--- Begin Records to process ---

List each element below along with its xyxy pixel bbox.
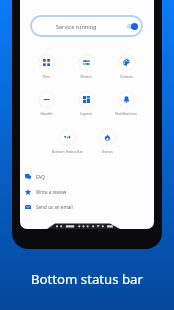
button[interactable]: Write a review <box>20 184 154 199</box>
button[interactable]: Service running <box>30 15 143 37</box>
staticText: Notifications <box>115 111 137 116</box>
staticText: Sliders <box>80 74 92 79</box>
staticText: Bottom Status Bar <box>52 149 83 154</box>
button[interactable]: Notifications <box>107 91 145 116</box>
button[interactable]: Extras <box>88 129 126 154</box>
button[interactable]: Layout <box>67 91 105 116</box>
staticText: Tiles <box>42 74 50 79</box>
staticText: Write a review <box>36 189 67 195</box>
staticText: Layout <box>80 111 92 116</box>
button[interactable]: Send us an email <box>20 199 154 214</box>
staticText: Send us an email <box>36 204 73 210</box>
staticText: FAQ <box>36 174 45 180</box>
staticText: Bottom status bar <box>31 270 143 288</box>
staticText: Service running <box>56 23 97 30</box>
button[interactable]: Sliders <box>67 54 105 79</box>
button[interactable]: Tiles <box>27 54 65 79</box>
button[interactable]: Bottom Status Bar <box>48 129 86 154</box>
staticText: Handle <box>40 111 53 116</box>
button[interactable]: FAQ <box>20 169 154 184</box>
staticText: Extras <box>102 149 113 154</box>
button[interactable]: Colours <box>107 54 145 79</box>
other: Bottom status bar preview <box>20 222 154 229</box>
staticText: Colours <box>120 74 133 79</box>
button[interactable]: Handle <box>27 91 65 116</box>
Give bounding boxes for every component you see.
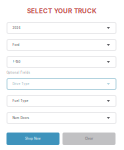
button[interactable]: Ford bbox=[6, 39, 116, 51]
staticText: F-150 bbox=[12, 60, 20, 64]
staticText: Ford bbox=[12, 43, 20, 47]
staticText: Drive Type bbox=[12, 82, 30, 86]
staticText: 2024 bbox=[12, 26, 20, 30]
button[interactable]: Shop Now bbox=[6, 132, 60, 145]
staticText: Num Doors bbox=[12, 116, 30, 120]
button[interactable]: F-150 bbox=[6, 56, 116, 68]
staticText: Shop Now bbox=[25, 137, 41, 141]
button[interactable]: Clear bbox=[62, 132, 116, 145]
staticText: Optional Fields bbox=[6, 71, 30, 74]
button[interactable]: Num Doors bbox=[6, 112, 116, 124]
staticText: SELECT YOUR TRUCK bbox=[27, 7, 97, 15]
button[interactable]: Drive Type bbox=[6, 78, 116, 90]
staticText: Clear bbox=[85, 137, 93, 141]
button[interactable]: 2024 bbox=[6, 22, 116, 34]
button[interactable]: Fuel Type bbox=[6, 95, 116, 107]
staticText: Fuel Type bbox=[12, 99, 28, 103]
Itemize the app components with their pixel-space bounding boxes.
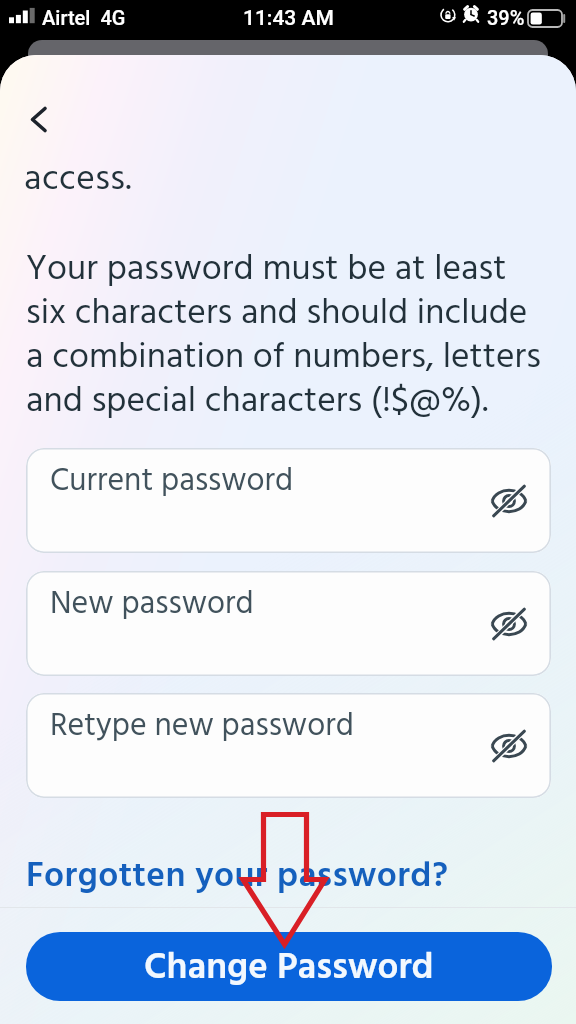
button[interactable]: Show password bbox=[487, 724, 531, 768]
staticText: Forgotten your password? bbox=[26, 849, 449, 906]
staticText: Retype new password bbox=[50, 701, 354, 752]
staticText: 11:43 AM bbox=[243, 6, 334, 31]
button[interactable]: Current password bbox=[26, 448, 551, 553]
staticText: Airtel 4G bbox=[42, 6, 126, 29]
staticText: access. bbox=[24, 152, 132, 209]
button[interactable]: Retype new password bbox=[26, 693, 551, 798]
button[interactable]: New password bbox=[26, 571, 551, 676]
button[interactable]: Back bbox=[16, 96, 62, 142]
button[interactable]: Forgotten your password? bbox=[18, 843, 457, 912]
button[interactable]: Show password bbox=[487, 602, 531, 646]
button[interactable]: Change Password bbox=[26, 932, 552, 1001]
staticText: 39% bbox=[487, 6, 525, 29]
staticText: Your password must be at least six chara… bbox=[26, 242, 541, 430]
staticText: Change Password bbox=[144, 939, 434, 998]
button[interactable]: Show password bbox=[487, 479, 531, 523]
staticText: Current password bbox=[50, 456, 294, 507]
staticText: New password bbox=[50, 579, 254, 630]
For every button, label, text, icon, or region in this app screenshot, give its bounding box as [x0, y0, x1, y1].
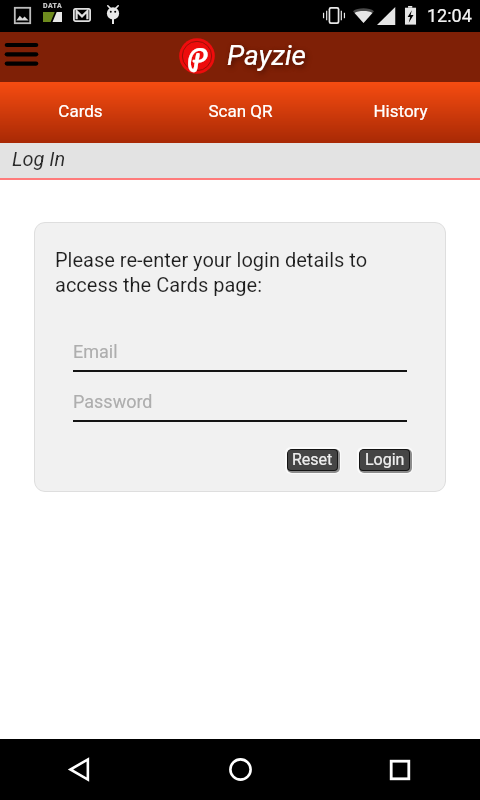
- button[interactable]: History: [320, 82, 480, 143]
- staticText: Log In: [12, 147, 66, 170]
- button[interactable]: Back: [0, 739, 160, 800]
- staticText: 12:04: [427, 5, 472, 26]
- button[interactable]: Menu: [0, 32, 46, 82]
- staticText: Scan QR: [208, 101, 273, 121]
- button[interactable]: Login: [357, 447, 413, 474]
- button[interactable]: Home: [160, 739, 320, 800]
- button[interactable]: Cards: [0, 82, 160, 143]
- button[interactable]: Reset: [285, 447, 341, 474]
- staticText: History: [373, 101, 428, 121]
- button[interactable]: Recents: [320, 739, 480, 800]
- staticText: Please re-enter your login details to ac…: [55, 248, 368, 297]
- staticText: DATA: [43, 2, 63, 10]
- button[interactable]: Scan QR: [160, 82, 320, 143]
- staticText: Email: [73, 341, 118, 362]
- staticText: P: [187, 37, 208, 73]
- staticText: Password: [73, 391, 153, 412]
- staticText: Cards: [58, 101, 103, 121]
- staticText: Login: [365, 450, 405, 469]
- staticText: Reset: [292, 450, 333, 469]
- staticText: Payzie: [227, 39, 306, 72]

--- End Records to process ---

• **What is being asked**
Please repeat the lines of the records word for word, starting at the line that contains "button[interactable]: Show password bbox=[487, 724, 531, 768]" and ending at the line that contains "For every button, label, text, icon, or", with both of those lines included.

• **Exercise output**
button[interactable]: Show password bbox=[487, 724, 531, 768]
staticText: Forgotten your password? bbox=[26, 849, 449, 906]
staticText: Retype new password bbox=[50, 701, 354, 752]
staticText: 11:43 AM bbox=[243, 6, 334, 31]
button[interactable]: Current password bbox=[26, 448, 551, 553]
staticText: Airtel 4G bbox=[42, 6, 126, 29]
staticText: access. bbox=[24, 152, 132, 209]
button[interactable]: Retype new password bbox=[26, 693, 551, 798]
button[interactable]: New password bbox=[26, 571, 551, 676]
button[interactable]: Back bbox=[16, 96, 62, 142]
button[interactable]: Forgotten your password? bbox=[18, 843, 457, 912]
button[interactable]: Show password bbox=[487, 602, 531, 646]
button[interactable]: Change Password bbox=[26, 932, 552, 1001]
staticText: 39% bbox=[487, 6, 525, 29]
staticText: Your password must be at least six chara… bbox=[26, 242, 541, 430]
staticText: Change Password bbox=[144, 939, 434, 998]
button[interactable]: Show password bbox=[487, 479, 531, 523]
staticText: Current password bbox=[50, 456, 294, 507]
staticText: New password bbox=[50, 579, 254, 630]
For every button, label, text, icon, or region in this app screenshot, give its bounding box as [x0, y0, x1, y1].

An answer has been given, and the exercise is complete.